[Stored data entries]
:::

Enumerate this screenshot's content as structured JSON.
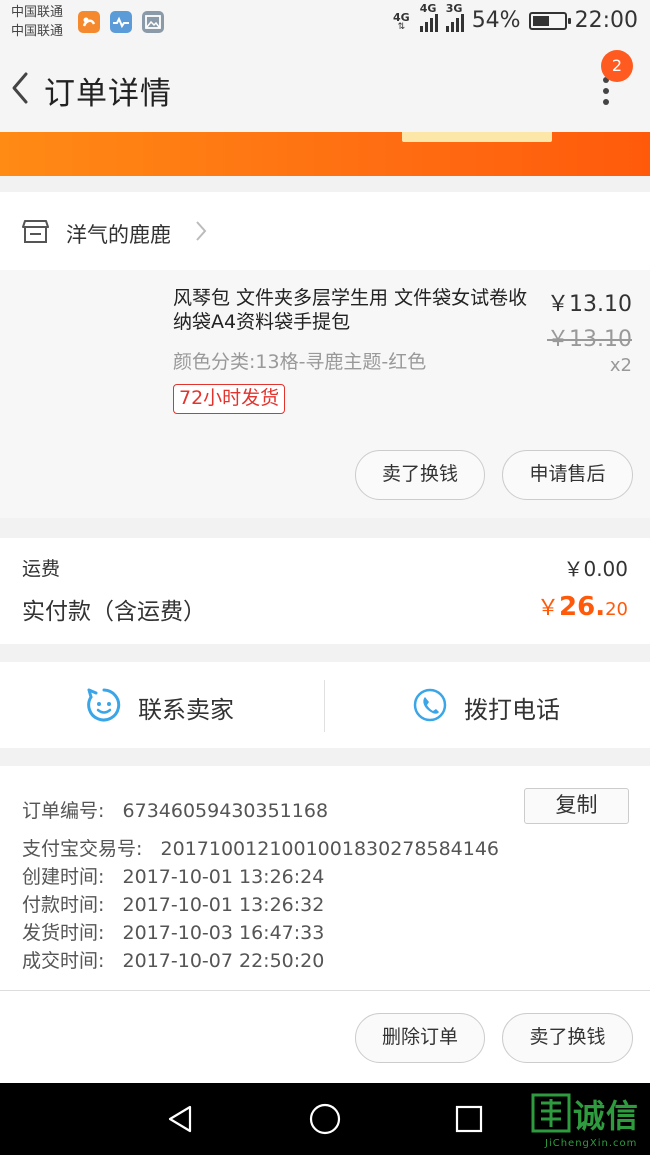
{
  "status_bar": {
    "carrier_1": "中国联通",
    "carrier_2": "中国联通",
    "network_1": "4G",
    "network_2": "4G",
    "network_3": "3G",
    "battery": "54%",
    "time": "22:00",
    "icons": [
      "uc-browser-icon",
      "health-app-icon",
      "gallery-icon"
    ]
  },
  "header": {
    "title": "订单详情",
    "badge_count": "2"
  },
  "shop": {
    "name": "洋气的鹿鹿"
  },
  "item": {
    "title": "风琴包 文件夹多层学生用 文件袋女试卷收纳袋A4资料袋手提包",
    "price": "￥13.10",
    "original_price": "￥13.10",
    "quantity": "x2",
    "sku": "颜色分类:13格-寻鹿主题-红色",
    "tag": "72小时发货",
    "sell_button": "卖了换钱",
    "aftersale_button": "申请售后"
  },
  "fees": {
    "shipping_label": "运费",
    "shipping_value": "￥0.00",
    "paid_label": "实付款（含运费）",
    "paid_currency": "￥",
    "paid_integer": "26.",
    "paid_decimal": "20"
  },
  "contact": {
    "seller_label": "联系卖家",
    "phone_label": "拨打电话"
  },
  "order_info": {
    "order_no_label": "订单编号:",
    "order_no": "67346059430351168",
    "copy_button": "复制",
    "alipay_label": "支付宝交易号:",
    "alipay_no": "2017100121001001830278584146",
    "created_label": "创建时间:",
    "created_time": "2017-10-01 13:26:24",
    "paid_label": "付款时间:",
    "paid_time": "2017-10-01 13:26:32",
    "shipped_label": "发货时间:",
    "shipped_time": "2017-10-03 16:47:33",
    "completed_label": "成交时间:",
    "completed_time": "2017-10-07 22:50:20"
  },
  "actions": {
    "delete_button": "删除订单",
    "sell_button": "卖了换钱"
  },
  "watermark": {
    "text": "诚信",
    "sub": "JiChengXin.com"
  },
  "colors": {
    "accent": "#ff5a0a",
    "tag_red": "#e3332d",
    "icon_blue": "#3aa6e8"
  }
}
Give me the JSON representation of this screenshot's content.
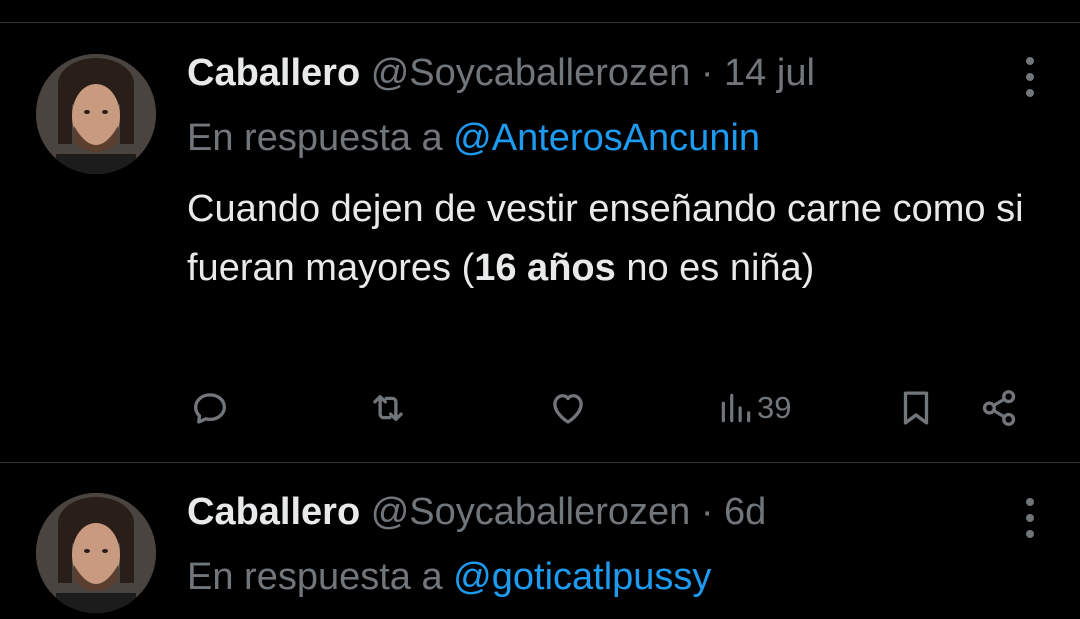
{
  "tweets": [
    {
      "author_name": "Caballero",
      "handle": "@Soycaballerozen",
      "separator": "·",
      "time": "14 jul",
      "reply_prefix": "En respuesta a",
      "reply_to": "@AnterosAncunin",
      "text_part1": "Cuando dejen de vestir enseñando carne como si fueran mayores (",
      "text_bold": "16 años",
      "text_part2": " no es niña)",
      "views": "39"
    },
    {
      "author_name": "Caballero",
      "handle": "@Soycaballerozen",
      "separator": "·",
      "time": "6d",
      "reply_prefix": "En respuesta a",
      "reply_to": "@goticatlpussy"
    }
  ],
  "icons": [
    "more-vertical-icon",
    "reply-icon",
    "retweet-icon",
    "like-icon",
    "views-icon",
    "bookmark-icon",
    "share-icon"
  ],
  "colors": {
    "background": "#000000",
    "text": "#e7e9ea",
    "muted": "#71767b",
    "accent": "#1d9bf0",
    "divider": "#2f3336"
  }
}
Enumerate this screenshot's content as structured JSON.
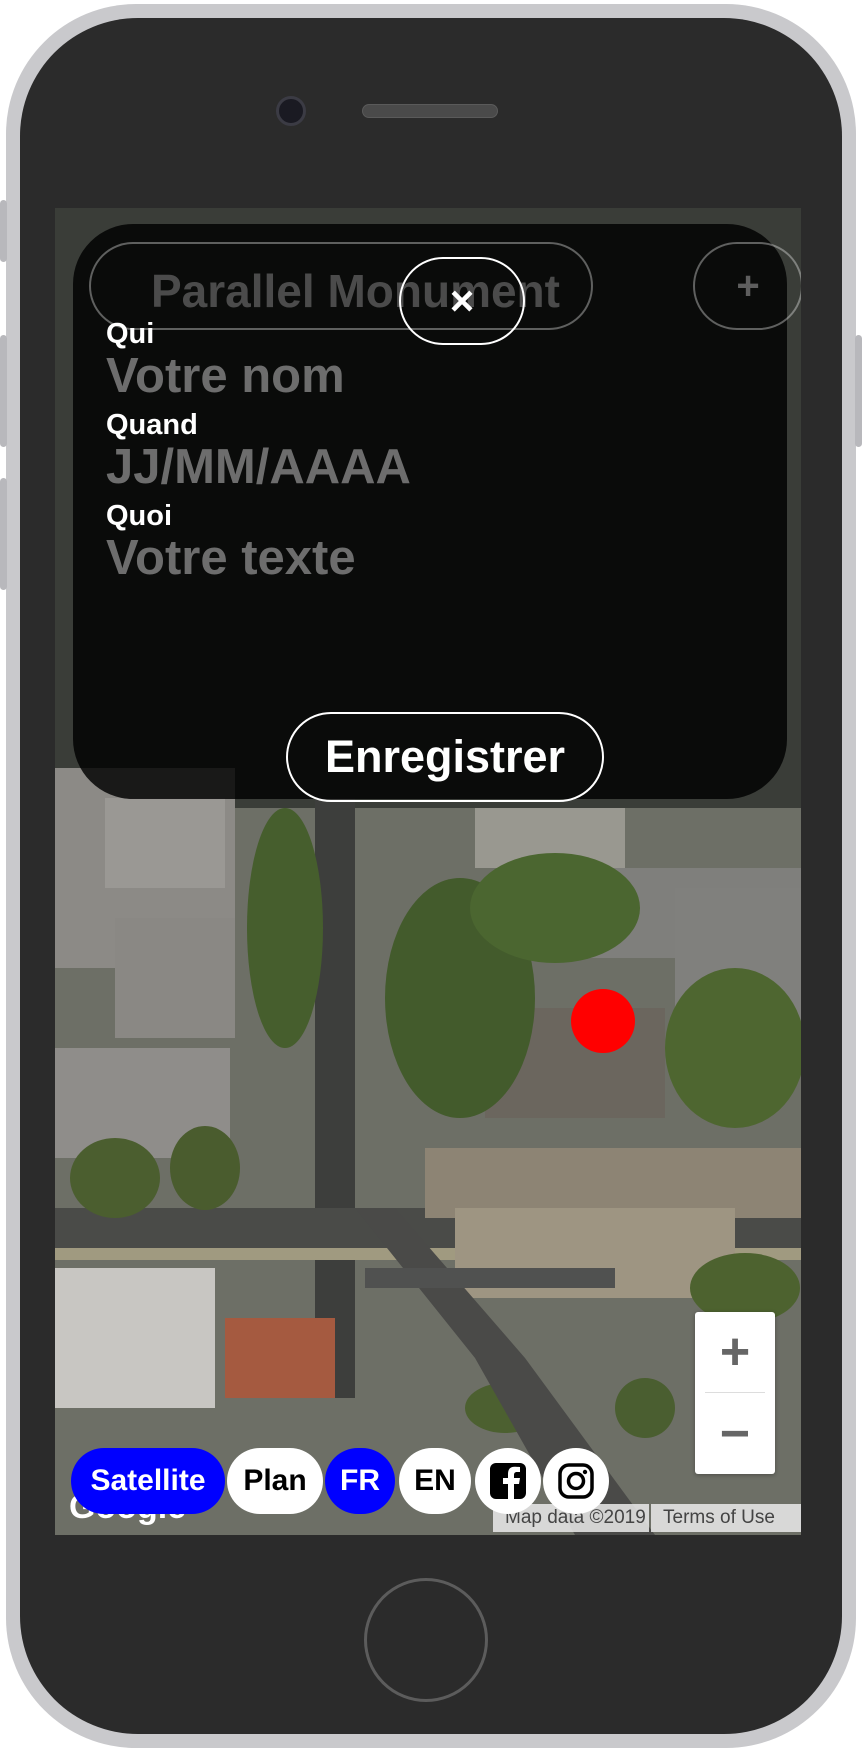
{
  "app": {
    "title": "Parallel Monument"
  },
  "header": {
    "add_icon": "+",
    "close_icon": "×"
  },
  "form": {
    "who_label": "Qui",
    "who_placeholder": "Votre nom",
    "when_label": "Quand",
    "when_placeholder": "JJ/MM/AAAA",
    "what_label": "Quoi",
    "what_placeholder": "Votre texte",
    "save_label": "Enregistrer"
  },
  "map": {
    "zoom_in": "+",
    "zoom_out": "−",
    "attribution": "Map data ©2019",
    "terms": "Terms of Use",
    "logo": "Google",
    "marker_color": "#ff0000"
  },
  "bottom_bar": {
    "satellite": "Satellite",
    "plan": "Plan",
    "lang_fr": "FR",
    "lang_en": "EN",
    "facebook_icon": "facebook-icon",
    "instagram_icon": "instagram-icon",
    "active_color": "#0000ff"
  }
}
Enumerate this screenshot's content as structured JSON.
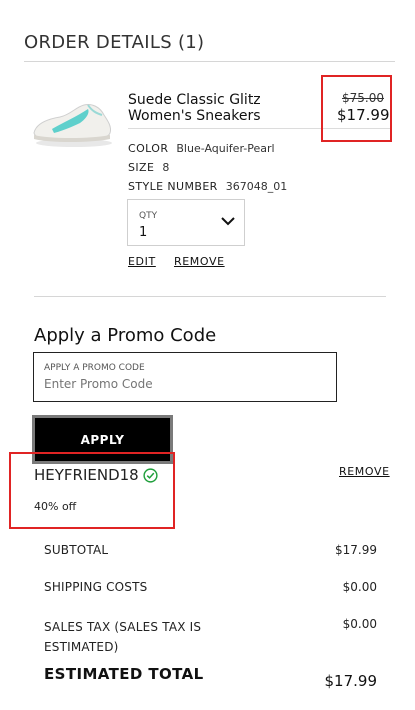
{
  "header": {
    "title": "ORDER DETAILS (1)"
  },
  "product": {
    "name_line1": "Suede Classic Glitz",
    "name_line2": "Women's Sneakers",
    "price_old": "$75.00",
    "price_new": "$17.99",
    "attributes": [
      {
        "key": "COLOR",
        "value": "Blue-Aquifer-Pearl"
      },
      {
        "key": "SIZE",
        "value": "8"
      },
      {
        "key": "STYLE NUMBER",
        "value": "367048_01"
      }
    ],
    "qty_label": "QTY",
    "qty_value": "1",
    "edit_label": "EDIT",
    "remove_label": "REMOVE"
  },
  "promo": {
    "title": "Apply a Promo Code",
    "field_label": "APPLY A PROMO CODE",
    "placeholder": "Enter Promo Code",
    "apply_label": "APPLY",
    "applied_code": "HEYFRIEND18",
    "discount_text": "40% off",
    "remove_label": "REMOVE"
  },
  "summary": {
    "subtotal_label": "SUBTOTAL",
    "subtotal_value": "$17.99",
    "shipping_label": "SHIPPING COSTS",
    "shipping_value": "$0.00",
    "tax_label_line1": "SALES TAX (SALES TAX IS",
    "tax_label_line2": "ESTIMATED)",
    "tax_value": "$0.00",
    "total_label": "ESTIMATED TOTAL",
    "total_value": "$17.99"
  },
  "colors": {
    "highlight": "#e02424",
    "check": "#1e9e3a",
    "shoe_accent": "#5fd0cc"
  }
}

:::

Task requirements:
Which lines contain the word "title"? Copy each of them.

Result for this exercise:
    "title": "订单详情",
    "title": "风琴包 文件夹多层学生用 文件袋女试卷收纳袋A4资料袋手提包",
    "title": "Parallel Monument"
    "title": "ORDER DETAILS (1)"
    "title": "Apply a Promo Code",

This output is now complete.